EXTRACT PROVIDED —
Knight Ridder Paper Launches 'Citizen Journalism' Site

By and large newspapers' blog-related efforts have so far not been terribly successful. Now, according to a blurb in PaidContent.org, a Knight Ridder-owned newspaper in Columbia, S.C. has launched a separate "citizen journalism" site, TheColumbiaRecord.com. According to the site:

TheColumbiaRecord.com revives the name — and the spirit — of The Columbia Record, the intensely local afternoon newspaper for the Midlands of South Carolina from 1897 until it ceased publication on April 1, 1988. Like its predecessor, the focus of TheColumbiaRecord.com is the people who live in the Midlands. Its goal is to create an online gathering place for the people of our community, a place where they can define what constitutes "news" in their neighborhoods, their schools, their churches, their lives.

Unlike totally user-generated local sites like Backfence.com, The Columbia Record site is now being run by a staff of people recruited specifically to do so, with the hope of rich community participation.

The site is not entirely unlike the "MyTown" area of Boulder's DailyCamera.com. There are several other newspapers trying similar experiments, but The Columbia Record goes furthest in this direction (as far as I know).

Stored entries —
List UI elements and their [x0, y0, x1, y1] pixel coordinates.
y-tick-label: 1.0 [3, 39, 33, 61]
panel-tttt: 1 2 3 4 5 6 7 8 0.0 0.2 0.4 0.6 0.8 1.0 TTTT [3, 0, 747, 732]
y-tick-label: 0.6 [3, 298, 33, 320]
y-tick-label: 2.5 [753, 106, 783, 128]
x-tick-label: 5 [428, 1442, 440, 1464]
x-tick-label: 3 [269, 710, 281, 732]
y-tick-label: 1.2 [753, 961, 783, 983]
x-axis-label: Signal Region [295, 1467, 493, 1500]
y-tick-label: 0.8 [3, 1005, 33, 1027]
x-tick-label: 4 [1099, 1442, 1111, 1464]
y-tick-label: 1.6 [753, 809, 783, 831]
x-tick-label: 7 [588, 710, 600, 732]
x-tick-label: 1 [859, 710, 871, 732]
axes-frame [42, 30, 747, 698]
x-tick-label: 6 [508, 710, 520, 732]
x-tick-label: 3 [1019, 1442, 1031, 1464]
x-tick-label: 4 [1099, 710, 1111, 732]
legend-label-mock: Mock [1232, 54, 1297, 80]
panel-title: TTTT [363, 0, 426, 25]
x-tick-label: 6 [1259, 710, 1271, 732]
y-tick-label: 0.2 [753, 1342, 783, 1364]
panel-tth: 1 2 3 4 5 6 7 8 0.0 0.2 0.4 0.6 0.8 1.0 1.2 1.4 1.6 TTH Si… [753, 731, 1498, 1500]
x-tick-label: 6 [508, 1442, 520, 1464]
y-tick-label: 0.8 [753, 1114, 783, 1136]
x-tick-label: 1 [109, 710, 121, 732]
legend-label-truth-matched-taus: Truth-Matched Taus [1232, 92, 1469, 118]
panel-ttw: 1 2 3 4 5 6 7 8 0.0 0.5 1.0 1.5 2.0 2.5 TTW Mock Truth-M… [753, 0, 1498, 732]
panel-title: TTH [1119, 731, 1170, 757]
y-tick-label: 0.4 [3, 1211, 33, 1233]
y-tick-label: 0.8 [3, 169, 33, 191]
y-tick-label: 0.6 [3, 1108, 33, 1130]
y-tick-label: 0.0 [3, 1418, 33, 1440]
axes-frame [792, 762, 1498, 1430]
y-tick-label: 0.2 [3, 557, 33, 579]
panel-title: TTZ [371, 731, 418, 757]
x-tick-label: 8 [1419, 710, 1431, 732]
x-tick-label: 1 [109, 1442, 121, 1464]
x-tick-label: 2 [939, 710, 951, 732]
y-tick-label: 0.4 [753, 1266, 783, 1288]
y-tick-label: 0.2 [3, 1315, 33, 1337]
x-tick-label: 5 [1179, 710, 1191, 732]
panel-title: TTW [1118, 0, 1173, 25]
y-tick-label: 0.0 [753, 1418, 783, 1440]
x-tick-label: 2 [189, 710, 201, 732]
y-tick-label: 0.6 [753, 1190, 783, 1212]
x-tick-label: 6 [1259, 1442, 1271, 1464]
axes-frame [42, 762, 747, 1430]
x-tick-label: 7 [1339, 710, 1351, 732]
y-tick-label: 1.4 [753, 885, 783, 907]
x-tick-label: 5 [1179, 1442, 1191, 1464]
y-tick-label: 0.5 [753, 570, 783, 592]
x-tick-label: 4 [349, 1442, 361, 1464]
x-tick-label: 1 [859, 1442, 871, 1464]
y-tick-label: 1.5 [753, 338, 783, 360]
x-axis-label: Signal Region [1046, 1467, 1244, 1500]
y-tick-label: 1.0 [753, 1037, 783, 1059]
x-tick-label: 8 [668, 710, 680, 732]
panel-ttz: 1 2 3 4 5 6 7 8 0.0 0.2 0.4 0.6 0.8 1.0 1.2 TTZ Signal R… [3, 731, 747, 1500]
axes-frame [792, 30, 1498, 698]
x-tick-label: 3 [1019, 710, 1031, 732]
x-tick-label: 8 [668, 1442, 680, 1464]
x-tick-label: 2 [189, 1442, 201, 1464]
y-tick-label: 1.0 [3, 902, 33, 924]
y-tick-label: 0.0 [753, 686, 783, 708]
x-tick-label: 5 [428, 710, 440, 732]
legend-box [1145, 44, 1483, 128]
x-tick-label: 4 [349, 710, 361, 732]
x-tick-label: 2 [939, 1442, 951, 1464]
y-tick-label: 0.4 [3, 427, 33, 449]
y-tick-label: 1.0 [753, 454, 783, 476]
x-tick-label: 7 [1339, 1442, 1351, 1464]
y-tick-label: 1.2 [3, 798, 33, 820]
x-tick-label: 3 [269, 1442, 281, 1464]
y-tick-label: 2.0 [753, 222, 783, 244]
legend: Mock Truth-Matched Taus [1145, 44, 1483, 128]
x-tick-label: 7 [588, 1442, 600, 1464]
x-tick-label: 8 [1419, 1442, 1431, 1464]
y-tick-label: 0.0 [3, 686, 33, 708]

EXERCISE REQUIREMENTS — Pick up the article on the Knight Ridder citizen journalism site and continue it from where it stops. The records were drawn from a different source than the text.

WRITTEN REPLY —
It will be interesting to see if the site complements or competes with The State, its newspaper parent. If it succeeds it will represent a way to reach down to a true community level that is currently missing from most large metro dailies' coverage. It will also offer potentially more targeted distribution for newspaper advertisers.

The newspaper should be applauded for the experiment; most newspaper sites are of limited value to users beyond editorial. However, the paper needs to take pains to genuinely engage users and get them to actively participate.

Otherwise the new site simply becomes a mediocre or diluted version of the daily paper rather than a new type of site built by users themselves.